Dataset rows
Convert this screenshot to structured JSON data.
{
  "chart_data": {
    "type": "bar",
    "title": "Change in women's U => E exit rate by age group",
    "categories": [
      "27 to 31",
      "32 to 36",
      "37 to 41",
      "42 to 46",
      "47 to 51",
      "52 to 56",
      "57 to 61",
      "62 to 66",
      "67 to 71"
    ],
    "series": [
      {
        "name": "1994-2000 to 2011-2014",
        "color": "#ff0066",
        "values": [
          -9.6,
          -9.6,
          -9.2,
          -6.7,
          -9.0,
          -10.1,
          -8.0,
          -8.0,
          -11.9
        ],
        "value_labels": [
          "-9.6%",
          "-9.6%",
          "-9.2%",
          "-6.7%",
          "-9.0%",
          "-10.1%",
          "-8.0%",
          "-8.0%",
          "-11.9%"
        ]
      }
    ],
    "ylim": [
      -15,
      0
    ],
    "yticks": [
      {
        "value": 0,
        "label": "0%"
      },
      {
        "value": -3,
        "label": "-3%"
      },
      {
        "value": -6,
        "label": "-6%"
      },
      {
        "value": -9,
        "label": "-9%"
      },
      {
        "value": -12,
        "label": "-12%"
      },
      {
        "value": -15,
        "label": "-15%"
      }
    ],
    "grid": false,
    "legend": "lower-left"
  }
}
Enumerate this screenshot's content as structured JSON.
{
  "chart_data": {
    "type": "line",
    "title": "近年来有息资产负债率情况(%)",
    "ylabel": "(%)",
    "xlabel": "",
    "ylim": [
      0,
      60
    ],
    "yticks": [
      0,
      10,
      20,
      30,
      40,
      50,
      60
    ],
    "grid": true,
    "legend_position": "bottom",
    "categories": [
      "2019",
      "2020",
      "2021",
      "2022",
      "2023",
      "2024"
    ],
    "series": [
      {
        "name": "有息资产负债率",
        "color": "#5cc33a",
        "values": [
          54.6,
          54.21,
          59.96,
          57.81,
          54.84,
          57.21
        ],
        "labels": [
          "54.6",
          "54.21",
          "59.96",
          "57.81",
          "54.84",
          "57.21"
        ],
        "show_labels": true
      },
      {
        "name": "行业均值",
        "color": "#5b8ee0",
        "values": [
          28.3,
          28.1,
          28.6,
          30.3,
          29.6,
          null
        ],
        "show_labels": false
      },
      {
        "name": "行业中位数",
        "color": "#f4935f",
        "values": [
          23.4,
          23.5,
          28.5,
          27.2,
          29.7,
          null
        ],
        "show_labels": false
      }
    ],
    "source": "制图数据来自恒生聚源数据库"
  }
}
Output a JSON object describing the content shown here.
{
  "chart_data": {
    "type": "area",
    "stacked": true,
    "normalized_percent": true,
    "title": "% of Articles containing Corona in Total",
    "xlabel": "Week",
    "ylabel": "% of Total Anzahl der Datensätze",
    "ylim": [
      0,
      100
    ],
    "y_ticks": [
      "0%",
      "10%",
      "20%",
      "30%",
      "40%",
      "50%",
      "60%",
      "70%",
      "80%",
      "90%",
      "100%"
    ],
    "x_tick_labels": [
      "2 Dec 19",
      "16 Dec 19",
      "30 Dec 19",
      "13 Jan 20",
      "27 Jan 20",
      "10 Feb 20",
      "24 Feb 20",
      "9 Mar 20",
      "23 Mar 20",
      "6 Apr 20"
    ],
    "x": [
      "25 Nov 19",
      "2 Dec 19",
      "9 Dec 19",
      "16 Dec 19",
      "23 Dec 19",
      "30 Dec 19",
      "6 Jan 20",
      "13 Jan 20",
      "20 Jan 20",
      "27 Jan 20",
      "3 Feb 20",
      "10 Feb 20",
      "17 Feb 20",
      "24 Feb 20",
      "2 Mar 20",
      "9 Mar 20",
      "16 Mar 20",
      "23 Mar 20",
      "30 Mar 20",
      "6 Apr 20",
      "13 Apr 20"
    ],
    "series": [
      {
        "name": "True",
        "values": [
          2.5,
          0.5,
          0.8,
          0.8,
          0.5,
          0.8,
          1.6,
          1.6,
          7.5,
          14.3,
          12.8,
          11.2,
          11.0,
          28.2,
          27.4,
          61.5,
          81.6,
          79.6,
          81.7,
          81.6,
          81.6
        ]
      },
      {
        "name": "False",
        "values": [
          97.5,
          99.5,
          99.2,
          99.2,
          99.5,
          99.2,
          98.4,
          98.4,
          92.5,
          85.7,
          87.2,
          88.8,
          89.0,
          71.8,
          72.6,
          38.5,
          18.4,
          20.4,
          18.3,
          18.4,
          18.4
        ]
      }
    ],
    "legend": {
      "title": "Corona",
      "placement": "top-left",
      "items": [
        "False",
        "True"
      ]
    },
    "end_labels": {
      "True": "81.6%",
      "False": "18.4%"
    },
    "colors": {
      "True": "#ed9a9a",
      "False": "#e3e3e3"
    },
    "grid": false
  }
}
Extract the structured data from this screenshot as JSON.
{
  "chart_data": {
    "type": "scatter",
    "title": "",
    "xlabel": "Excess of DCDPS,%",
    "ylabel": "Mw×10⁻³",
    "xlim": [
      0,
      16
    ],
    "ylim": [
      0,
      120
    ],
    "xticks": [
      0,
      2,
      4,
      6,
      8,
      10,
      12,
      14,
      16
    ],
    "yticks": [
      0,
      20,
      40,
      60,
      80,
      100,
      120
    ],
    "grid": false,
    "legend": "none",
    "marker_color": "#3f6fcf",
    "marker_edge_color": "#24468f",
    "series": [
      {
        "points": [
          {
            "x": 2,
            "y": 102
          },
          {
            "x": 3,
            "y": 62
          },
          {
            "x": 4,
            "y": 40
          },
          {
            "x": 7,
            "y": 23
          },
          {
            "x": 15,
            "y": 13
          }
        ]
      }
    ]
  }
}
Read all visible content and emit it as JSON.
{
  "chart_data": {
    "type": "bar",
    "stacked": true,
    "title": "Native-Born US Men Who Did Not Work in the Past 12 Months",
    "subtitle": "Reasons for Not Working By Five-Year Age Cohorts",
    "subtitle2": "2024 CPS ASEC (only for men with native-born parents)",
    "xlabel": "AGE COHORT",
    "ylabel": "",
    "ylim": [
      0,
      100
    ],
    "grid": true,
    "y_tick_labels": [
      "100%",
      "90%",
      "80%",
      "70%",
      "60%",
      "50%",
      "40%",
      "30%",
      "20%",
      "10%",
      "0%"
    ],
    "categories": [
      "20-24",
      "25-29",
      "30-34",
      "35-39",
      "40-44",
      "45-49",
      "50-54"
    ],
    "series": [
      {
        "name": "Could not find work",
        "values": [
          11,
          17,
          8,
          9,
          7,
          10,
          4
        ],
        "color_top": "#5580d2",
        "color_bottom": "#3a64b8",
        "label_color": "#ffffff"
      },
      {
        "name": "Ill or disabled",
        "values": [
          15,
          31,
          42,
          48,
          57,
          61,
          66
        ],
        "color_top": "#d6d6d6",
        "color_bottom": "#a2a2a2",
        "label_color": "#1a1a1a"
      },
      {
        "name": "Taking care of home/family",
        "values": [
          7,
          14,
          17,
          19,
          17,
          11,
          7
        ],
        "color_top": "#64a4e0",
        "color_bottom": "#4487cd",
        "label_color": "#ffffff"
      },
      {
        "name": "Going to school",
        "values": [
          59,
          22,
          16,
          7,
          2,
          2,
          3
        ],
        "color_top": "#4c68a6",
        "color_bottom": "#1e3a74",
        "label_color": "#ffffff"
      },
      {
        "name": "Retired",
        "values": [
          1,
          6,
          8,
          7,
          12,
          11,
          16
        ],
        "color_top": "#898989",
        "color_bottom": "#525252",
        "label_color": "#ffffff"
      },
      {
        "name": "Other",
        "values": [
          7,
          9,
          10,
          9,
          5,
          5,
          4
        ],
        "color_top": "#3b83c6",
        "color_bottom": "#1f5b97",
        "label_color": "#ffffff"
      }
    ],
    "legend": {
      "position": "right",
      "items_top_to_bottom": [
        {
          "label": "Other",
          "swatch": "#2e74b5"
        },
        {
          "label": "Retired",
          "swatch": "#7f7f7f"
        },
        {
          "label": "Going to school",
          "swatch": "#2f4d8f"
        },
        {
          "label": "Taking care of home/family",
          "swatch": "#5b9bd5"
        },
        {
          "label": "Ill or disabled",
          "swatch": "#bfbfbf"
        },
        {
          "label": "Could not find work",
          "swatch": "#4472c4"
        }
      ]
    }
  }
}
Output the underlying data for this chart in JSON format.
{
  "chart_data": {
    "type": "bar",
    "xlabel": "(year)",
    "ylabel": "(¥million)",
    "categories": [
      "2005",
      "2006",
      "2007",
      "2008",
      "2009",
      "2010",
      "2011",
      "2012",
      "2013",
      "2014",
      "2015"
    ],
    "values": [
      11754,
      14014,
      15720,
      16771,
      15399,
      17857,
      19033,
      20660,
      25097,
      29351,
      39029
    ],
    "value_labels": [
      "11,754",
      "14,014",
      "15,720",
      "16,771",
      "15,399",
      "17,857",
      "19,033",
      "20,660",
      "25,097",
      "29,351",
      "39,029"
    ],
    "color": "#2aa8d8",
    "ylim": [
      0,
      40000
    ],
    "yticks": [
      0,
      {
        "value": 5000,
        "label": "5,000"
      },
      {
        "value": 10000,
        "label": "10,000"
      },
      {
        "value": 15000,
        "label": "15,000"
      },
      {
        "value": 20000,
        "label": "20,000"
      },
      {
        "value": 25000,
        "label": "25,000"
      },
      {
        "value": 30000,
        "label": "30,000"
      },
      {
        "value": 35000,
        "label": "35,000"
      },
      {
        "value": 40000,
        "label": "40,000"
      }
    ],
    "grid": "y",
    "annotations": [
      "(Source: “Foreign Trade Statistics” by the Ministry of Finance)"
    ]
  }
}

YOUR OBJECTIVE =>
Find the string "Corona" in the entries above and return each line that holds it.

SOLUTION BELOW =>
    "title": "% of Articles containing Corona in Total",
      "title": "Corona",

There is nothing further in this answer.